The problem » Count how many lines contain the word "JSON". Respond with the number alone.

Materials provided »
----

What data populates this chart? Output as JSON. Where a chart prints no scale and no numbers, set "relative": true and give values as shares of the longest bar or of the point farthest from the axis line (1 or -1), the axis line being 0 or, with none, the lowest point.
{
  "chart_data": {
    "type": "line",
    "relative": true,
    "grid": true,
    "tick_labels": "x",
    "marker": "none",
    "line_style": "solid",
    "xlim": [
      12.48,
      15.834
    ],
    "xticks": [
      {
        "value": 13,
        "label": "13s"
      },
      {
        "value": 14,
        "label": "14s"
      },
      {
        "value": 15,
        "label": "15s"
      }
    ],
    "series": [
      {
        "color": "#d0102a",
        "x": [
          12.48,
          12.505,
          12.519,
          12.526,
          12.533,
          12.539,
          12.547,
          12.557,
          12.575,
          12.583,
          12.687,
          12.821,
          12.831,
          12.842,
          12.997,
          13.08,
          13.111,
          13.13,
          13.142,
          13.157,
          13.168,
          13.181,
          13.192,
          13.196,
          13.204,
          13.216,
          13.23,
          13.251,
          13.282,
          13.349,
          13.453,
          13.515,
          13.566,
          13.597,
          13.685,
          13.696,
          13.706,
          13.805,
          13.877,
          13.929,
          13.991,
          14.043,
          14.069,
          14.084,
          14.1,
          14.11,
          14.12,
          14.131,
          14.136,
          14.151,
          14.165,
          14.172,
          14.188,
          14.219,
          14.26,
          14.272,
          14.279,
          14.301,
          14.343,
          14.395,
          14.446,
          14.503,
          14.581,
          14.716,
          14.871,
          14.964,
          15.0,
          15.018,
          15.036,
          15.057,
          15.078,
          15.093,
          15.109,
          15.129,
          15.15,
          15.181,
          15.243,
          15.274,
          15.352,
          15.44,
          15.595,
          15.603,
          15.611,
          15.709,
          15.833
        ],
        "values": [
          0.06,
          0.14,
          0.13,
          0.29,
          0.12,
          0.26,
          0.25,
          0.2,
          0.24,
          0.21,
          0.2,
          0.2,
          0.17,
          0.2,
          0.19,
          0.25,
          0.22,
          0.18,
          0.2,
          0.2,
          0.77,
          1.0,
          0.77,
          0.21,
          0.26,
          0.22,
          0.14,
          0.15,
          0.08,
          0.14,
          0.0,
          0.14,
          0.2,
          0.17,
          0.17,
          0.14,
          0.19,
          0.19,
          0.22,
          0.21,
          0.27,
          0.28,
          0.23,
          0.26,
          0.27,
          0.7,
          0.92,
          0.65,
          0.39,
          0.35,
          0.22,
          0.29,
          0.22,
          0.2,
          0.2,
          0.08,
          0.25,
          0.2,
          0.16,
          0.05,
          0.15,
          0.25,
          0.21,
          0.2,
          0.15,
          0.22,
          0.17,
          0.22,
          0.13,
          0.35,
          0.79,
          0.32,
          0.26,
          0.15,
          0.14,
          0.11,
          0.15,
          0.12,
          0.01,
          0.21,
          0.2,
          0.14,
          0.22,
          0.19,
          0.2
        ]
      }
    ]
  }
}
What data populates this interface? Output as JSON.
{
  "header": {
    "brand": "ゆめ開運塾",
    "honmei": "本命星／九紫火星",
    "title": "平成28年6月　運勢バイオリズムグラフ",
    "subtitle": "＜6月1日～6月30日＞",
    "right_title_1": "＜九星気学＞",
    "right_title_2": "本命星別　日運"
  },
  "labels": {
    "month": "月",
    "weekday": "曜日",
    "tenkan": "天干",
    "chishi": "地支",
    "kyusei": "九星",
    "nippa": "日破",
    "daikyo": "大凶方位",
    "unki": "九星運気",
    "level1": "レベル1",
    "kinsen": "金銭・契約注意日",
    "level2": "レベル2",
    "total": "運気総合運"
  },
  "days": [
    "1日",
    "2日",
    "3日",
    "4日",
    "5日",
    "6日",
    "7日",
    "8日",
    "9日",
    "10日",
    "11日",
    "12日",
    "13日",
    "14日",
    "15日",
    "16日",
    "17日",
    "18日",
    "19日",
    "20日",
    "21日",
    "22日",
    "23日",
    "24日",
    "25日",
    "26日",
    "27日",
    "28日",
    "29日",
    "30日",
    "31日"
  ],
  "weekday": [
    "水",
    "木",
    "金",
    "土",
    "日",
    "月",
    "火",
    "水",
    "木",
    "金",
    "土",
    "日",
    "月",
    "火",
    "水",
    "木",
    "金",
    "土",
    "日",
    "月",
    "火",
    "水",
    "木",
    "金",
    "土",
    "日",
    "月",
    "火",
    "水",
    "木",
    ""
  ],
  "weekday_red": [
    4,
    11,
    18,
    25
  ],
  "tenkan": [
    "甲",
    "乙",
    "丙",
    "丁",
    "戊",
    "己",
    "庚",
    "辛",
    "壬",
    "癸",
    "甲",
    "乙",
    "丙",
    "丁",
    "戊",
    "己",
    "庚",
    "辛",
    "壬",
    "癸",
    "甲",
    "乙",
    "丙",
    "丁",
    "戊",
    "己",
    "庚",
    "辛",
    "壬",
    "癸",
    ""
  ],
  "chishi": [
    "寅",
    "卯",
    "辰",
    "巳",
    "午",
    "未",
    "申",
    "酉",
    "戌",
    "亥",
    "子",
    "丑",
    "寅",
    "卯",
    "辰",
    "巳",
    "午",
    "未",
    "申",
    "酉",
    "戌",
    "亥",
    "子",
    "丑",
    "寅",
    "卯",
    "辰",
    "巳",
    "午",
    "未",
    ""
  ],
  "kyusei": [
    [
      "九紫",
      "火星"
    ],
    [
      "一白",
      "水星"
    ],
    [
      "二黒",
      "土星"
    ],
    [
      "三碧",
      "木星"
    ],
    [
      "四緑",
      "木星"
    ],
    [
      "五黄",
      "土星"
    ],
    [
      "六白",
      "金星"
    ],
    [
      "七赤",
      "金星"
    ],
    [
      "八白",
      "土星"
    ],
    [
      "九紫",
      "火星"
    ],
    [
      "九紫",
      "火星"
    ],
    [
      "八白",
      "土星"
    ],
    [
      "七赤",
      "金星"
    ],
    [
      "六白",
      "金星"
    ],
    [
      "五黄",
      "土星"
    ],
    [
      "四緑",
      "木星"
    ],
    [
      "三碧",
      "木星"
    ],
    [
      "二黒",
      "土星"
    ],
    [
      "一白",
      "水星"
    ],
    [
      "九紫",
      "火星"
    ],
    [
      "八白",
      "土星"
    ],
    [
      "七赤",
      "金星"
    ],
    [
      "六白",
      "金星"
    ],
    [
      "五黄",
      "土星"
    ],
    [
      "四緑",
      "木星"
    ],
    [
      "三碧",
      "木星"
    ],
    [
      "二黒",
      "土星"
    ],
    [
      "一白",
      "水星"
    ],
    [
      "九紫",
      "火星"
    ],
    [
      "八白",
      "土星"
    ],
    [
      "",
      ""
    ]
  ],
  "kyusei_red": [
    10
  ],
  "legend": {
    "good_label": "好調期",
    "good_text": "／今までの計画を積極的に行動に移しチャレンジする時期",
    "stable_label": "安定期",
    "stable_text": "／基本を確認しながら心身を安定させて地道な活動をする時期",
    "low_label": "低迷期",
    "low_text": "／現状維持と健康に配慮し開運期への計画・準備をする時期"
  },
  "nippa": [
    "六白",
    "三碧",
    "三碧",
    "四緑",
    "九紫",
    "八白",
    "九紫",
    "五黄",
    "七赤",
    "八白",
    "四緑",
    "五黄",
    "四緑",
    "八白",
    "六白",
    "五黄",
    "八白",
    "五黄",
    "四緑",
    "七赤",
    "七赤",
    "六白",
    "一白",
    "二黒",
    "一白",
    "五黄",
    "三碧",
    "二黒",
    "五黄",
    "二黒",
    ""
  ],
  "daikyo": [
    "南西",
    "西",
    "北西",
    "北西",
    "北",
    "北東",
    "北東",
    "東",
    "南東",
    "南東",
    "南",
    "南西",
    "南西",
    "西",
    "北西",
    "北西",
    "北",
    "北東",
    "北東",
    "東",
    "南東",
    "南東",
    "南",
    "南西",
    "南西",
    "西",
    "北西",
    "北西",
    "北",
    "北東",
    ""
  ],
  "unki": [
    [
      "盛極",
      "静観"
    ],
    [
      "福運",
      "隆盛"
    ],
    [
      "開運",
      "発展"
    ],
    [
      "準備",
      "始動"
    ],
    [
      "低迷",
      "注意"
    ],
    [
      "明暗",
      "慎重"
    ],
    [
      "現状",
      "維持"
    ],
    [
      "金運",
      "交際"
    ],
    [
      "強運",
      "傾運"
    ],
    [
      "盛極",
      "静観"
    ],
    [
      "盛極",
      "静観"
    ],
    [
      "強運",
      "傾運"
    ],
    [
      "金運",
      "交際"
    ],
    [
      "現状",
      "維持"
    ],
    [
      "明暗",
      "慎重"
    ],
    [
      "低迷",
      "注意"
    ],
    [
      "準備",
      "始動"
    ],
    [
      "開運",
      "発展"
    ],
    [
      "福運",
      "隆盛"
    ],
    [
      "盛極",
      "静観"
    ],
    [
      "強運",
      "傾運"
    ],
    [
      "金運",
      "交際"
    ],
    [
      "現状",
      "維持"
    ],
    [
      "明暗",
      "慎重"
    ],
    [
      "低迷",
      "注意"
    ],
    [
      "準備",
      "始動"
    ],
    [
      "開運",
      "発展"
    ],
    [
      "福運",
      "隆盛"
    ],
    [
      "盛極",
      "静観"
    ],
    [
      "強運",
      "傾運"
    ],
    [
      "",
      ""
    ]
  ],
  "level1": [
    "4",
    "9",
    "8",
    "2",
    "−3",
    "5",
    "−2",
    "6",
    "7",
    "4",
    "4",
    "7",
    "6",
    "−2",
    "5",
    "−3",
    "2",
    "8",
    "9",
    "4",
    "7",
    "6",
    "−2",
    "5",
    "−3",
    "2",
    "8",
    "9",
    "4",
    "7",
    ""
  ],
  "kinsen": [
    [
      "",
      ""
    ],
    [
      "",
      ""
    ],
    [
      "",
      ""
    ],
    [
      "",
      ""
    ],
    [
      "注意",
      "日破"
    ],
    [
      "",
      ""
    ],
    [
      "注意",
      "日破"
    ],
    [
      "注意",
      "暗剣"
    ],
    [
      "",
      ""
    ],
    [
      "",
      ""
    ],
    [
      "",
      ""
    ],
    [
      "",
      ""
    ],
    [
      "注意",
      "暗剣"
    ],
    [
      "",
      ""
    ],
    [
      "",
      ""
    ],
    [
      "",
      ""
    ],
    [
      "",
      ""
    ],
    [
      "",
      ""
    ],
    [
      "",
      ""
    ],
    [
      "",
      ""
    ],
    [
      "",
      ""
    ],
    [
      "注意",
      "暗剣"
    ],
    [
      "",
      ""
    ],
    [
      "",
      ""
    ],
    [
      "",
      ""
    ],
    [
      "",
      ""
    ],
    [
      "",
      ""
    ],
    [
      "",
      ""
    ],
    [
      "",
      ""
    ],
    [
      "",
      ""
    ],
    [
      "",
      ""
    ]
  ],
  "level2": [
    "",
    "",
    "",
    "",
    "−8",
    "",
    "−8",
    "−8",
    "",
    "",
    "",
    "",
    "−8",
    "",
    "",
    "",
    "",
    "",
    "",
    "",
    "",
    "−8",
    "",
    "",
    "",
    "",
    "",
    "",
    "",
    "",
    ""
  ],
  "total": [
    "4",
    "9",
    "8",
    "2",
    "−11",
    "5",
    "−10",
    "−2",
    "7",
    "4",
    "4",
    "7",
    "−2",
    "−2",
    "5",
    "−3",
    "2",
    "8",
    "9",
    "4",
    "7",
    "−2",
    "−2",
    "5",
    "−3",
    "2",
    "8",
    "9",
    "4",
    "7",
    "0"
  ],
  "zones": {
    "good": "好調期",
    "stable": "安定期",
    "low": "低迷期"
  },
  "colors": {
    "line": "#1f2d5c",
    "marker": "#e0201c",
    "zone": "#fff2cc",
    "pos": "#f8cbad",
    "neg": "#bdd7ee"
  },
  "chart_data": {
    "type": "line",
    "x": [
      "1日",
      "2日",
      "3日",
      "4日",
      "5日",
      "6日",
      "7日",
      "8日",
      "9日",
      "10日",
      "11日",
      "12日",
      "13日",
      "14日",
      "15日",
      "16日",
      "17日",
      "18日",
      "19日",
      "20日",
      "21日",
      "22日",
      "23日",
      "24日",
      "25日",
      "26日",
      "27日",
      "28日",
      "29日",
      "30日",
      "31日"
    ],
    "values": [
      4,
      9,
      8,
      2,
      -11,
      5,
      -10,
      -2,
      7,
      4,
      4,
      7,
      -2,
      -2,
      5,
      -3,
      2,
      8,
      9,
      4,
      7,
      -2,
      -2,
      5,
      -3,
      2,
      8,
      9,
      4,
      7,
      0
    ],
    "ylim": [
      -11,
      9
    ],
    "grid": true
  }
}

----

Full solution » 2